▶ **What is asked**
Restate each of the lines given below, word for word.

▶ **Extracted entries**
......

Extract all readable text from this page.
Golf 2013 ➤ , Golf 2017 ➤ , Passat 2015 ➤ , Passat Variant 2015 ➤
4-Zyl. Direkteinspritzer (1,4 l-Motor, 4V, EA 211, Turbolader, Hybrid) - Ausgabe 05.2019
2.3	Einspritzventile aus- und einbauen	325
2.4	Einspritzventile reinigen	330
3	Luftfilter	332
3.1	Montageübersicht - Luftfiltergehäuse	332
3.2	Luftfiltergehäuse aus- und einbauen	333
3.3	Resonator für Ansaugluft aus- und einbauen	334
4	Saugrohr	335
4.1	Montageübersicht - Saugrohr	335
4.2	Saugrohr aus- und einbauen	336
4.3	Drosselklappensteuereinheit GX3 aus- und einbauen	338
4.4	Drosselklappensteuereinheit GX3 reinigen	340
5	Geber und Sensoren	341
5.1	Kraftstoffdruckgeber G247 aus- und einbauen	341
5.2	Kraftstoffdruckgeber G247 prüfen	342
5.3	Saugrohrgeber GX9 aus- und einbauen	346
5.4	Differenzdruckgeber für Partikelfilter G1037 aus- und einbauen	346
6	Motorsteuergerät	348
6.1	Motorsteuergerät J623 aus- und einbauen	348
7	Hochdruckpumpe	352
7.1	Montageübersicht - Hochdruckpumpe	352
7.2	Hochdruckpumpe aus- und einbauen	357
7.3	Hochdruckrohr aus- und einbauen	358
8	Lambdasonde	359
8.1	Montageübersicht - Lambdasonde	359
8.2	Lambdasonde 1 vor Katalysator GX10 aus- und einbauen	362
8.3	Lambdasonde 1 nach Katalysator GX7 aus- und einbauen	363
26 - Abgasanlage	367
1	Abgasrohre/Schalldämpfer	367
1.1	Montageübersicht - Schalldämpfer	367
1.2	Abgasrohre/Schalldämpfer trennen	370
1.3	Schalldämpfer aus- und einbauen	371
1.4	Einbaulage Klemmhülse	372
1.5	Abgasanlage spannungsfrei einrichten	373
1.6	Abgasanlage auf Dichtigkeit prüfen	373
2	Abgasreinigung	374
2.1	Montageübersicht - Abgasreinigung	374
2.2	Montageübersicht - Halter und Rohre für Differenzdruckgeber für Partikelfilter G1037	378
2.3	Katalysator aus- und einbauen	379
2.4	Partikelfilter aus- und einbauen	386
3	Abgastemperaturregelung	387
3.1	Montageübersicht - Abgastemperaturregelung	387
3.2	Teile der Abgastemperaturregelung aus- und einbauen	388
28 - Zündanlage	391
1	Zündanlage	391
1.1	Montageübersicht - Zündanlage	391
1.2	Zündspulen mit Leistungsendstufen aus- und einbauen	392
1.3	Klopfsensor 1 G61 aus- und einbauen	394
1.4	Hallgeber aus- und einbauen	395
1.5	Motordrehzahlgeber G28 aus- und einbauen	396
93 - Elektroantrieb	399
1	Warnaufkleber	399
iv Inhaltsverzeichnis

......

▶ **Solution to this problem**
Extract all readable text from this page.
Golf 2013 ➤ , Golf 2017 ➤ , Passat 2015 ➤ , Passat Variant 2015 ➤
4-Zyl. Direkteinspritzer (1,4 l-Motor, 4V, EA 211, Turbolader, Hybrid) - Ausgabe 05.2019
2.3	Einspritzventile aus- und einbauen	325
2.4	Einspritzventile reinigen	330
3	Luftfilter	332
3.1	Montageübersicht - Luftfiltergehäuse	332
3.2	Luftfiltergehäuse aus- und einbauen	333
3.3	Resonator für Ansaugluft aus- und einbauen	334
4	Saugrohr	335
4.1	Montageübersicht - Saugrohr	335
4.2	Saugrohr aus- und einbauen	336
4.3	Drosselklappensteuereinheit GX3 aus- und einbauen	338
4.4	Drosselklappensteuereinheit GX3 reinigen	340
5	Geber und Sensoren	341
5.1	Kraftstoffdruckgeber G247 aus- und einbauen	341
5.2	Kraftstoffdruckgeber G247 prüfen	342
5.3	Saugrohrgeber GX9 aus- und einbauen	346
5.4	Differenzdruckgeber für Partikelfilter G1037 aus- und einbauen	346
6	Motorsteuergerät	348
6.1	Motorsteuergerät J623 aus- und einbauen	348
7	Hochdruckpumpe	352
7.1	Montageübersicht - Hochdruckpumpe	352
7.2	Hochdruckpumpe aus- und einbauen	357
7.3	Hochdruckrohr aus- und einbauen	358
8	Lambdasonde	359
8.1	Montageübersicht - Lambdasonde	359
8.2	Lambdasonde 1 vor Katalysator GX10 aus- und einbauen	362
8.3	Lambdasonde 1 nach Katalysator GX7 aus- und einbauen	363
26 - Abgasanlage	367
1	Abgasrohre/Schalldämpfer	367
1.1	Montageübersicht - Schalldämpfer	367
1.2	Abgasrohre/Schalldämpfer trennen	370
1.3	Schalldämpfer aus- und einbauen	371
1.4	Einbaulage Klemmhülse	372
1.5	Abgasanlage spannungsfrei einrichten	373
1.6	Abgasanlage auf Dichtigkeit prüfen	373
2	Abgasreinigung	374
2.1	Montageübersicht - Abgasreinigung	374
2.2	Montageübersicht - Halter und Rohre für Differenzdruckgeber für Partikelfilter G1037	378
2.3	Katalysator aus- und einbauen	379
2.4	Partikelfilter aus- und einbauen	386
3	Abgastemperaturregelung	387
3.1	Montageübersicht - Abgastemperaturregelung	387
3.2	Teile der Abgastemperaturregelung aus- und einbauen	388
28 - Zündanlage	391
1	Zündanlage	391
1.1	Montageübersicht - Zündanlage	391
1.2	Zündspulen mit Leistungsendstufen aus- und einbauen	392
1.3	Klopfsensor 1 G61 aus- und einbauen	394
1.4	Hallgeber aus- und einbauen	395
1.5	Motordrehzahlgeber G28 aus- und einbauen	396
93 - Elektroantrieb	399
1	Warnaufkleber	399
iv Inhaltsverzeichnis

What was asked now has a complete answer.